Work to complete: Wherever "VoIP" appears in a line, copy that line.

Input for this task:
⟨

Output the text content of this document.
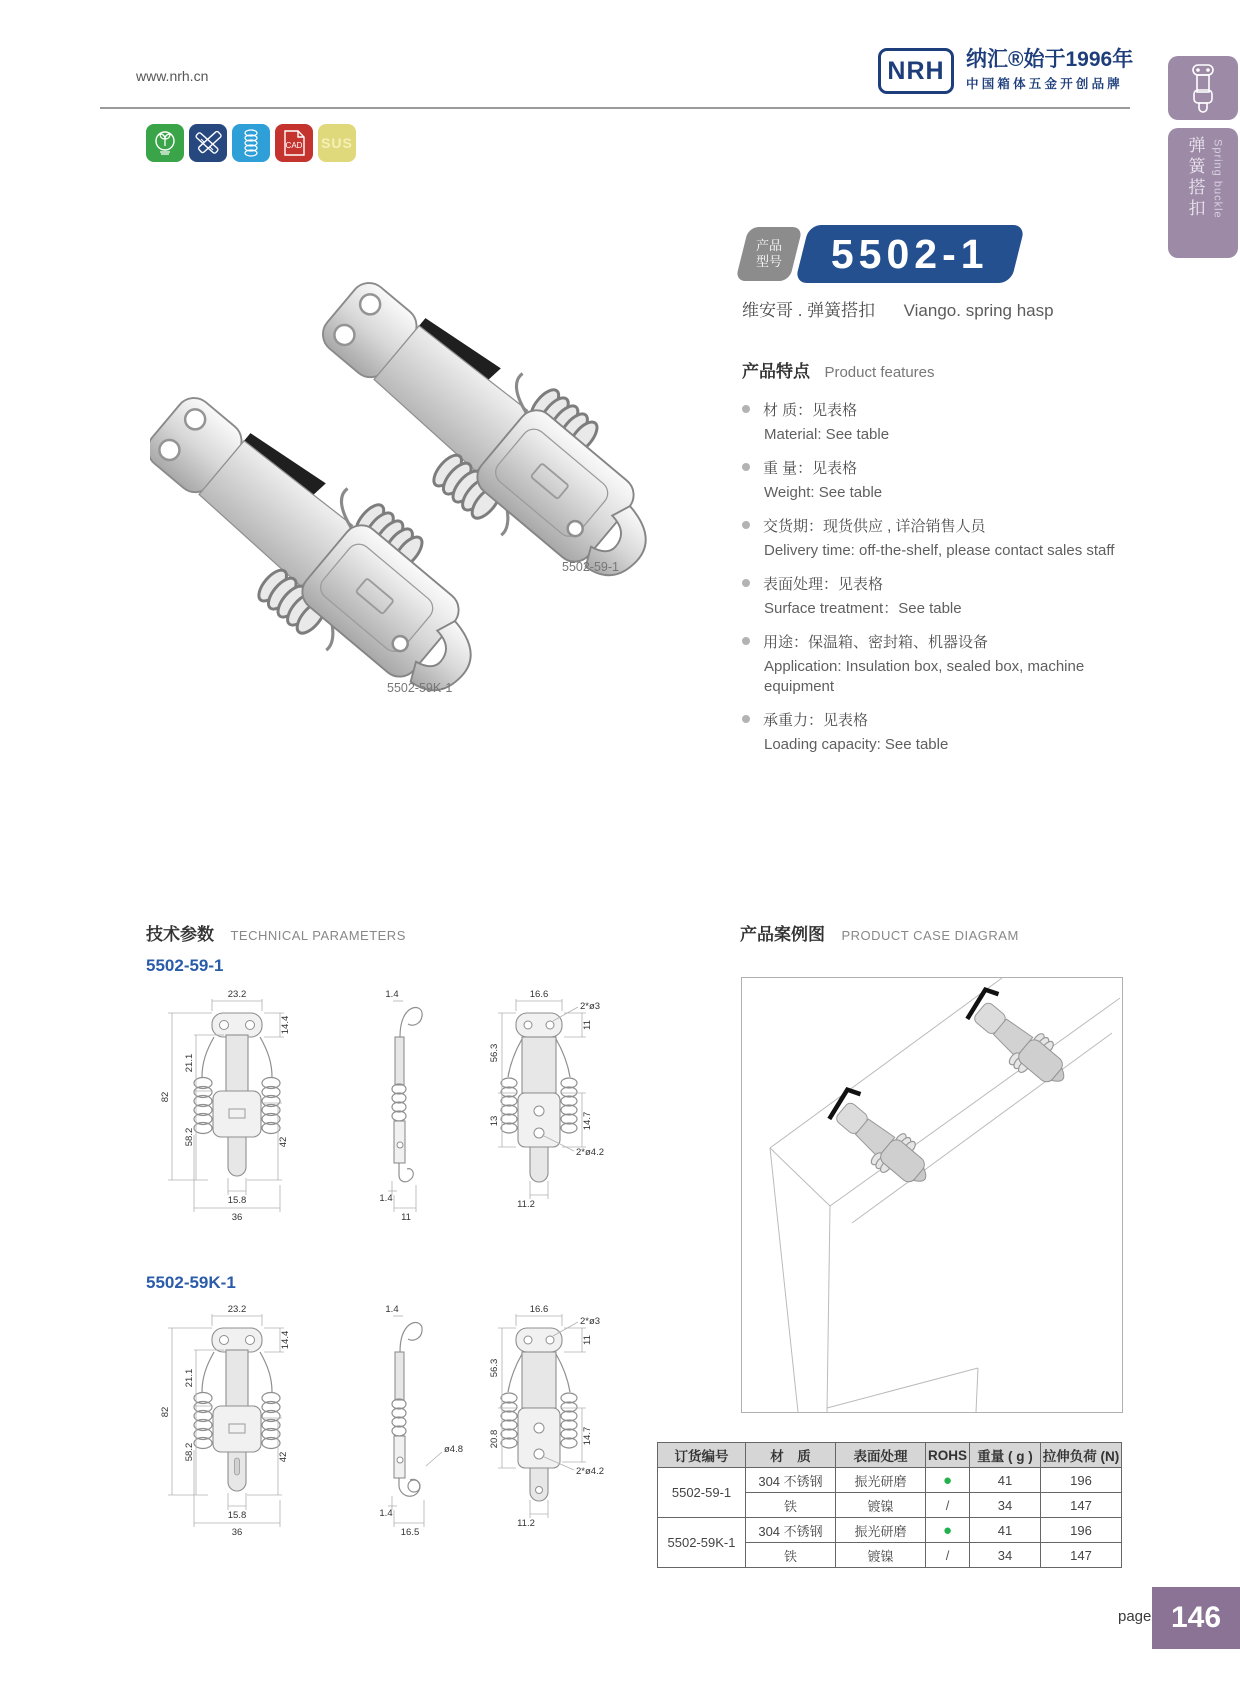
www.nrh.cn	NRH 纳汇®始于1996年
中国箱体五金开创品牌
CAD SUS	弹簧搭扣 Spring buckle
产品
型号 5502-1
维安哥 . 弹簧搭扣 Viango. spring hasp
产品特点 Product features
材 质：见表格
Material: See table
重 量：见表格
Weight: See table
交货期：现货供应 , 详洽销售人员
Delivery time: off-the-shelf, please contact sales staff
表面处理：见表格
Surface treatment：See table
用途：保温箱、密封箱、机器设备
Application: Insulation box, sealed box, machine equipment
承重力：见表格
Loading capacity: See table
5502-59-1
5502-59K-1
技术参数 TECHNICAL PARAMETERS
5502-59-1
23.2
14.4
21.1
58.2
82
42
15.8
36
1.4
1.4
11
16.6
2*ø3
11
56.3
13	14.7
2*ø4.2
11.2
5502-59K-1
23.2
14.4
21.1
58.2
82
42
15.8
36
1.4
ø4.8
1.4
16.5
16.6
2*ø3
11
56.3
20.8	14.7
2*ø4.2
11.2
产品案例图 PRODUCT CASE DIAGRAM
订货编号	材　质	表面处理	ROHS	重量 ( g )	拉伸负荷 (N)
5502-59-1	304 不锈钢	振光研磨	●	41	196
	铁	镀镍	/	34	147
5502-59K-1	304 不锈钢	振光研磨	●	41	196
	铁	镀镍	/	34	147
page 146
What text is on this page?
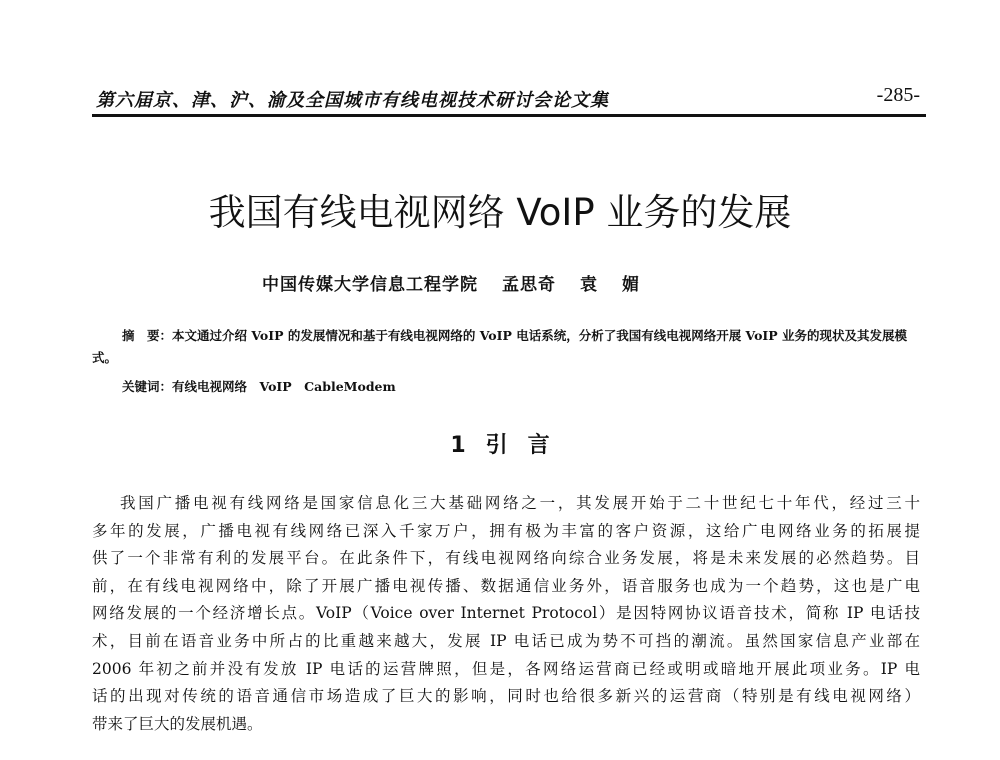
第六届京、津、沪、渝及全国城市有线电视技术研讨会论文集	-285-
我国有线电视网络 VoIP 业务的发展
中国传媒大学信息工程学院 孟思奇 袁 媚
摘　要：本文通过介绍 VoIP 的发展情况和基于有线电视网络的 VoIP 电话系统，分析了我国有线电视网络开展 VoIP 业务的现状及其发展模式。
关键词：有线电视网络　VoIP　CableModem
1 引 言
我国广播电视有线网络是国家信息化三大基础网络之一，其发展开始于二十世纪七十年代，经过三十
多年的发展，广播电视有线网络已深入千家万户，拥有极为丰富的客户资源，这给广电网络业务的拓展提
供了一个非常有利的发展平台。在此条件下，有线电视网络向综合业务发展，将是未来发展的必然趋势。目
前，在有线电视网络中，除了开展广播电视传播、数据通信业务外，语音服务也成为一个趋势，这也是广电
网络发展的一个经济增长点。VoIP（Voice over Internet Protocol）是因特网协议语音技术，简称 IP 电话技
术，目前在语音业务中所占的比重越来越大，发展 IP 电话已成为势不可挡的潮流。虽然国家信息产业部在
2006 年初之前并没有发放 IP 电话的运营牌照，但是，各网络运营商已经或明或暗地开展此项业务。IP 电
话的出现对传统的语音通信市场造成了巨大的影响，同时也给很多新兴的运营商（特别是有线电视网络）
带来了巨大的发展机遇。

⟩

Result:
我国有线电视网络 VoIP 业务的发展
摘　要：本文通过介绍 VoIP 的发展情况和基于有线电视网络的 VoIP 电话系统，分析了我国有线电视网络开展 VoIP 业务的现状及其发展模式。
关键词：有线电视网络　VoIP　CableModem
网络发展的一个经济增长点。VoIP（Voice over Internet Protocol）是因特网协议语音技术，简称 IP 电话技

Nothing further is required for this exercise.